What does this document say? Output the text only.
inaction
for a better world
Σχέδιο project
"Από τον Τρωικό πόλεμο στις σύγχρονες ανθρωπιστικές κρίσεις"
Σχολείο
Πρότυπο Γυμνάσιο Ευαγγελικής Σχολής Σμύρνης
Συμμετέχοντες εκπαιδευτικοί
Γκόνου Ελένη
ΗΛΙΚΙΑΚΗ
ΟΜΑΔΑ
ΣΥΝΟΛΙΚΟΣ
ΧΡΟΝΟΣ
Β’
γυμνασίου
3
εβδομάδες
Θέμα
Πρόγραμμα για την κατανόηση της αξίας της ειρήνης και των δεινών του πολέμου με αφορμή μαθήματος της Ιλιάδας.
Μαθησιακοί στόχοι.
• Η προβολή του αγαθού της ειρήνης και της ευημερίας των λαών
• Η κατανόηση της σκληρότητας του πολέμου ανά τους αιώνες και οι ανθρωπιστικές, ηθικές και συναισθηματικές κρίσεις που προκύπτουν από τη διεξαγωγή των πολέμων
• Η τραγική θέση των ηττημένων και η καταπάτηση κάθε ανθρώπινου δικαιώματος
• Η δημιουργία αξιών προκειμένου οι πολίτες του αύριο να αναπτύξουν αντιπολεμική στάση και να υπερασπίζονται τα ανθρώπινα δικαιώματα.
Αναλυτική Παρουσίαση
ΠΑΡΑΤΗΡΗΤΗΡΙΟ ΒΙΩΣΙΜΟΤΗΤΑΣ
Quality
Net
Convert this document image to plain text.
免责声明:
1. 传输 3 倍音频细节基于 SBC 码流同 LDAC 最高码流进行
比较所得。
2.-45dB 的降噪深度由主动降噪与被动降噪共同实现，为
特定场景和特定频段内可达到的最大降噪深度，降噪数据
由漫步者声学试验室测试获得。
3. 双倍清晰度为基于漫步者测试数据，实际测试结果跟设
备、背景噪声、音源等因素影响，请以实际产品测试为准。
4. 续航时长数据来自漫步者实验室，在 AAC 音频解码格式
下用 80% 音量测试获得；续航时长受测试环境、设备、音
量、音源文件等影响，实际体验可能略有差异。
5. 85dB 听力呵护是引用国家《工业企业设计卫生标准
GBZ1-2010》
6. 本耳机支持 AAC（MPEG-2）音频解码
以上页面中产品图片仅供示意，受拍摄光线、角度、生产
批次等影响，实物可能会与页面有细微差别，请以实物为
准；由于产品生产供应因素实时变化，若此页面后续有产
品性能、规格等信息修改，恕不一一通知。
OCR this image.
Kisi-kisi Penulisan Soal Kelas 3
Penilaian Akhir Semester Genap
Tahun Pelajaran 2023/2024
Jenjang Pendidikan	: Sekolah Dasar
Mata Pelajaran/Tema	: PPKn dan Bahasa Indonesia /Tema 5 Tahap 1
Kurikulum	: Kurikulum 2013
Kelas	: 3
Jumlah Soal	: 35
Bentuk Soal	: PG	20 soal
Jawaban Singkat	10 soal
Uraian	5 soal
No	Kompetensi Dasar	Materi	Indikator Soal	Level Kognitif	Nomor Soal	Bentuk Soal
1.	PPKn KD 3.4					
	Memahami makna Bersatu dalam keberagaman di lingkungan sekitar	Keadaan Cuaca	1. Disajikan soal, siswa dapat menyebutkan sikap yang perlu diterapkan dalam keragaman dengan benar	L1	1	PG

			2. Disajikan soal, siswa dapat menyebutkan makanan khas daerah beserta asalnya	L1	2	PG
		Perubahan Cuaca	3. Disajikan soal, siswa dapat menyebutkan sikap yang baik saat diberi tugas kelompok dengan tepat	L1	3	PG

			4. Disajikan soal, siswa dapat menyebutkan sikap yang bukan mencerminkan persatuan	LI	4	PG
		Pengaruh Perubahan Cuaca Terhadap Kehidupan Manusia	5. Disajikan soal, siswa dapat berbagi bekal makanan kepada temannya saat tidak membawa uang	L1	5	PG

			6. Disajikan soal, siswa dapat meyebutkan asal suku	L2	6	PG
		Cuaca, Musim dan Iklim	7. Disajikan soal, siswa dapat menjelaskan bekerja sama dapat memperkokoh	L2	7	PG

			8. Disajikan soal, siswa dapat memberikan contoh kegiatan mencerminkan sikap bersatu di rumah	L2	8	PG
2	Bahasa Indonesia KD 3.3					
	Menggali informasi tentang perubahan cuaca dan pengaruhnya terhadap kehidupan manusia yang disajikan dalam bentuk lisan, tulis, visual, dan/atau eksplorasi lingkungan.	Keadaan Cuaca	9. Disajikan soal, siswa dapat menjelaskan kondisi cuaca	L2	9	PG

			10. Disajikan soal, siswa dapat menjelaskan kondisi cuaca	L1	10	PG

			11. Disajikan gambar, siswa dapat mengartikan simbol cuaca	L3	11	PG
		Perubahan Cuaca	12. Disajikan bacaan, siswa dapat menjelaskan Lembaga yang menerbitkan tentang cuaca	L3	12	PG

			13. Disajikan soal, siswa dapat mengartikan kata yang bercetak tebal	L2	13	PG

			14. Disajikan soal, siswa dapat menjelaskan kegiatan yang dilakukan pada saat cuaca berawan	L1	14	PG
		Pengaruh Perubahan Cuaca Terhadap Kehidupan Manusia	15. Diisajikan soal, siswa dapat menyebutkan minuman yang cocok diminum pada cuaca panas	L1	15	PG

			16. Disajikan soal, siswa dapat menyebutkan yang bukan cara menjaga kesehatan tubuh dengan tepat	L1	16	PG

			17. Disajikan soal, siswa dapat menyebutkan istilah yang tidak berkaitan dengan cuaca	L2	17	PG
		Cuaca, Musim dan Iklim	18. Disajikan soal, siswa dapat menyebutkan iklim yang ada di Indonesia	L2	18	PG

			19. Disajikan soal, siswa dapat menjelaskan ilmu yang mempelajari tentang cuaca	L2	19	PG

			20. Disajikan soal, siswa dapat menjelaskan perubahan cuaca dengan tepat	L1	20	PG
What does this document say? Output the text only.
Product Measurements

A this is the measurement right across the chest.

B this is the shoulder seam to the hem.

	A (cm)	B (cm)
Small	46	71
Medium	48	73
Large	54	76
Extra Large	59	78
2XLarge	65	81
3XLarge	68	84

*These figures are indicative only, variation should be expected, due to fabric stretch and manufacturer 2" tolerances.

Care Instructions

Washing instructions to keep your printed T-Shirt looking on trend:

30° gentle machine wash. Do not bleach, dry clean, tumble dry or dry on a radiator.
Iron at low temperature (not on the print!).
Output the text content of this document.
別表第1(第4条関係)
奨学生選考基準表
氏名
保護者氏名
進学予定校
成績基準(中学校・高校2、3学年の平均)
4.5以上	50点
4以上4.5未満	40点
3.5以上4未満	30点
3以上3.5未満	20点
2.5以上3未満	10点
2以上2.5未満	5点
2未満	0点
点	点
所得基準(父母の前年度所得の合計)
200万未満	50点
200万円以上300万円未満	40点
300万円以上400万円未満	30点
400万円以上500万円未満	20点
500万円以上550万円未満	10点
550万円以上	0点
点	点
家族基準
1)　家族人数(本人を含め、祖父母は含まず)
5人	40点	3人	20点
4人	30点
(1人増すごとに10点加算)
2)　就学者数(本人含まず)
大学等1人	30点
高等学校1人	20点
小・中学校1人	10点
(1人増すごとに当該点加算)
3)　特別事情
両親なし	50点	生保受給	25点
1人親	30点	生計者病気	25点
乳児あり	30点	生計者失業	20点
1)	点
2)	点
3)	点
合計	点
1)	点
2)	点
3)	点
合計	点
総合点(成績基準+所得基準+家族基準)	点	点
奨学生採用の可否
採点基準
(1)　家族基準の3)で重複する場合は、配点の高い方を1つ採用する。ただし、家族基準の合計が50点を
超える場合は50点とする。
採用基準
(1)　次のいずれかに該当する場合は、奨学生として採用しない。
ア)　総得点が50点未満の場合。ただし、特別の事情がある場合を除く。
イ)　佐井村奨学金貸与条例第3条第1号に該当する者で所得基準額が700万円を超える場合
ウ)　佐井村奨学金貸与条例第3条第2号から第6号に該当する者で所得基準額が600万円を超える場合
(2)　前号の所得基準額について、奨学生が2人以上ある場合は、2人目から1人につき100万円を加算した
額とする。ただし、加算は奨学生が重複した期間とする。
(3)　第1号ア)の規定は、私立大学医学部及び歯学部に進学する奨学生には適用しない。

#####

=== WHAT IS EXPECTED ===
Find the word "mengartikan" and list each line it appears in.

=== IN RESPONSE ===
			11. Disajikan gambar, siswa dapat mengartikan simbol cuaca	L3	11	PG
			13. Disajikan soal, siswa dapat mengartikan kata yang bercetak tebal	L2	13	PG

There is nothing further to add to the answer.